- [Records contained in a dataset]:
## Start

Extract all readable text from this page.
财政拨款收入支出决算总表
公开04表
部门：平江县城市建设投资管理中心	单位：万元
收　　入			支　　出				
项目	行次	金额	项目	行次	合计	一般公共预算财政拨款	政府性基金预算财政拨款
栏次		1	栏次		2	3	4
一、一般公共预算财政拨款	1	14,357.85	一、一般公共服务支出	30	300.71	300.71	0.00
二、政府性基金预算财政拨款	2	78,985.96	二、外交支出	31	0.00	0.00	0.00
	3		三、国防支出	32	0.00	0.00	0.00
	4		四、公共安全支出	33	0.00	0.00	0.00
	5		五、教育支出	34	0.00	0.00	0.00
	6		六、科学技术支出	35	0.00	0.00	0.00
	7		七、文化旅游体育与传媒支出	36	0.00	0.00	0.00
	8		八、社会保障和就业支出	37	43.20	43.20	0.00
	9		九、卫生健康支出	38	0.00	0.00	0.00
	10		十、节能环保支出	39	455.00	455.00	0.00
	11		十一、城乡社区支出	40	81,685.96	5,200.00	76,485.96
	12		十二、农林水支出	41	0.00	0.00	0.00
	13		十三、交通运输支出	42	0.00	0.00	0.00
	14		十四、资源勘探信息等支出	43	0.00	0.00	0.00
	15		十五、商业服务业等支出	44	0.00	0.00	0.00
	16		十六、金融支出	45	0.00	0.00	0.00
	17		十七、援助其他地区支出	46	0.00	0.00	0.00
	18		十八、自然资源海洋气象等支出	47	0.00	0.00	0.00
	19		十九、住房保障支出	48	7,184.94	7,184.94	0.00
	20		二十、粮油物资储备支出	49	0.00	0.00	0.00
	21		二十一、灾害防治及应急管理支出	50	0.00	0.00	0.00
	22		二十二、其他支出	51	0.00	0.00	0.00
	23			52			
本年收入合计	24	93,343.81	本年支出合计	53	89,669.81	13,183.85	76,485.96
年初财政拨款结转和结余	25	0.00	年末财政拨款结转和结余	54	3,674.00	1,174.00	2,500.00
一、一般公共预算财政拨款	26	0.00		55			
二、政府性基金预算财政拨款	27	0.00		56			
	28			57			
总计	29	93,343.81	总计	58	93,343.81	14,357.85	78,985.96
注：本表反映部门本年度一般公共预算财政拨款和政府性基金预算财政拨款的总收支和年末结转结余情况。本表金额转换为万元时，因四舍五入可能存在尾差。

## End
## Start

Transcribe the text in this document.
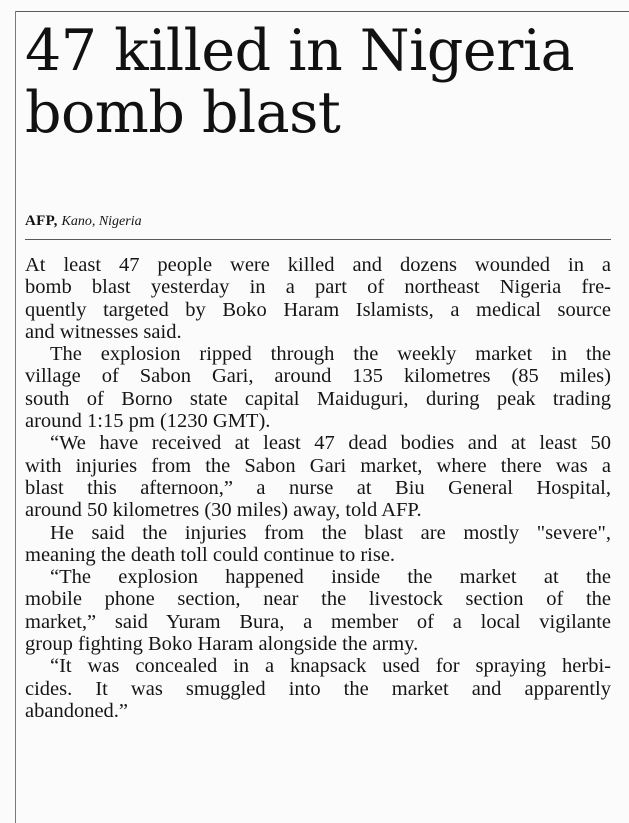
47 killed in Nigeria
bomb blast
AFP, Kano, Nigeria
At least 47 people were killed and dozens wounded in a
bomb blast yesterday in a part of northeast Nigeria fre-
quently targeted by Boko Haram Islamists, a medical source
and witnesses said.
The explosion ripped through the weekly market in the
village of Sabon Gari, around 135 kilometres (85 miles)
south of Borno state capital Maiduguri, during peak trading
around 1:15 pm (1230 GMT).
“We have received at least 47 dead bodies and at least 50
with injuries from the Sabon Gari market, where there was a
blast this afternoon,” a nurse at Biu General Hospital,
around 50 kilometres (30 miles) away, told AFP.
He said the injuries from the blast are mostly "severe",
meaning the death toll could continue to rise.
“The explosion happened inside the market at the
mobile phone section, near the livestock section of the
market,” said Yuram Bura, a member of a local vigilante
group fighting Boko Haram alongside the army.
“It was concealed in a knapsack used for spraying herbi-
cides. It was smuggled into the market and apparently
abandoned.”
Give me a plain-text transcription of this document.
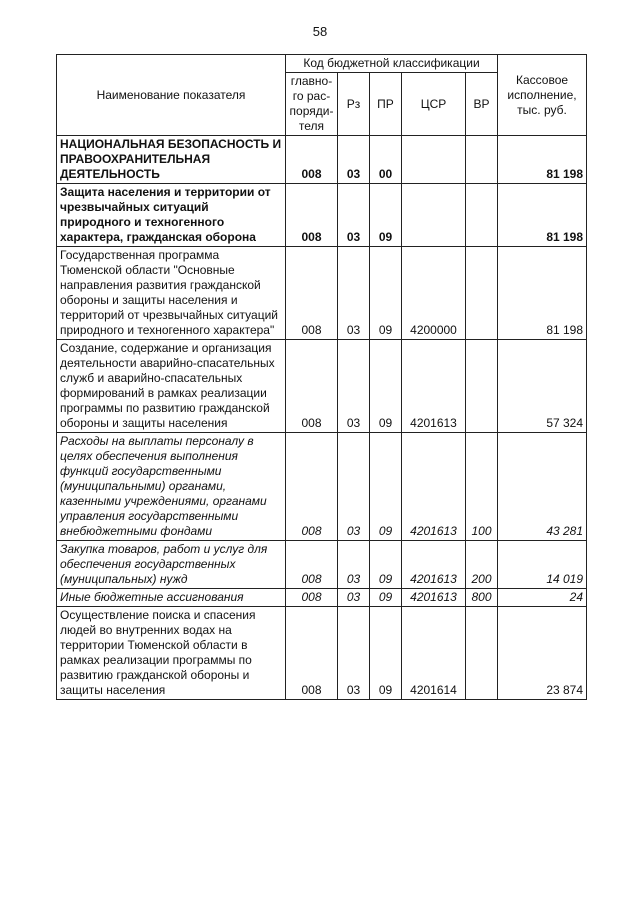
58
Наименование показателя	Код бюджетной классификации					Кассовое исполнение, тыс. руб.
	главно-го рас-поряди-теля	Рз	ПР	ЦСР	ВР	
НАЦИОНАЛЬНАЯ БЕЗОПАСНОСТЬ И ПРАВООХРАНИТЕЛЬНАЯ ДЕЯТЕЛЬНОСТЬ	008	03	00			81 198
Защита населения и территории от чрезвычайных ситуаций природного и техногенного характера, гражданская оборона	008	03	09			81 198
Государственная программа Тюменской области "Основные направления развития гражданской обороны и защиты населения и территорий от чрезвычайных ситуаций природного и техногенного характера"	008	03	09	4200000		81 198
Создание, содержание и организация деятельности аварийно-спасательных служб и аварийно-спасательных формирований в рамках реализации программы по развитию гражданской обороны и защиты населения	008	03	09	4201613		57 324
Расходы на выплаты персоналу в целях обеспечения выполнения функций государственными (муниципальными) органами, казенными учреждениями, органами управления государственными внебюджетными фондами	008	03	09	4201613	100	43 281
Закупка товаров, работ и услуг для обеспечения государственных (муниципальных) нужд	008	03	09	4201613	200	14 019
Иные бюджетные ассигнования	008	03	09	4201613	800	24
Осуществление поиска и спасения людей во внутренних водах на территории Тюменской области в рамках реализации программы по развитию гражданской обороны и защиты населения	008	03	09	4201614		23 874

## End

- [Aim of the task]: Copy out each line of the material that holds the word "техногенного".

- [Task answer]:
Защита населения и территории от чрезвычайных ситуаций природного и техногенного характера, гражданская оборона	008	03	09			81 198
Государственная программа Тюменской области "Основные направления развития гражданской обороны и защиты населения и территорий от чрезвычайных ситуаций природного и техногенного характера"	008	03	09	4200000		81 198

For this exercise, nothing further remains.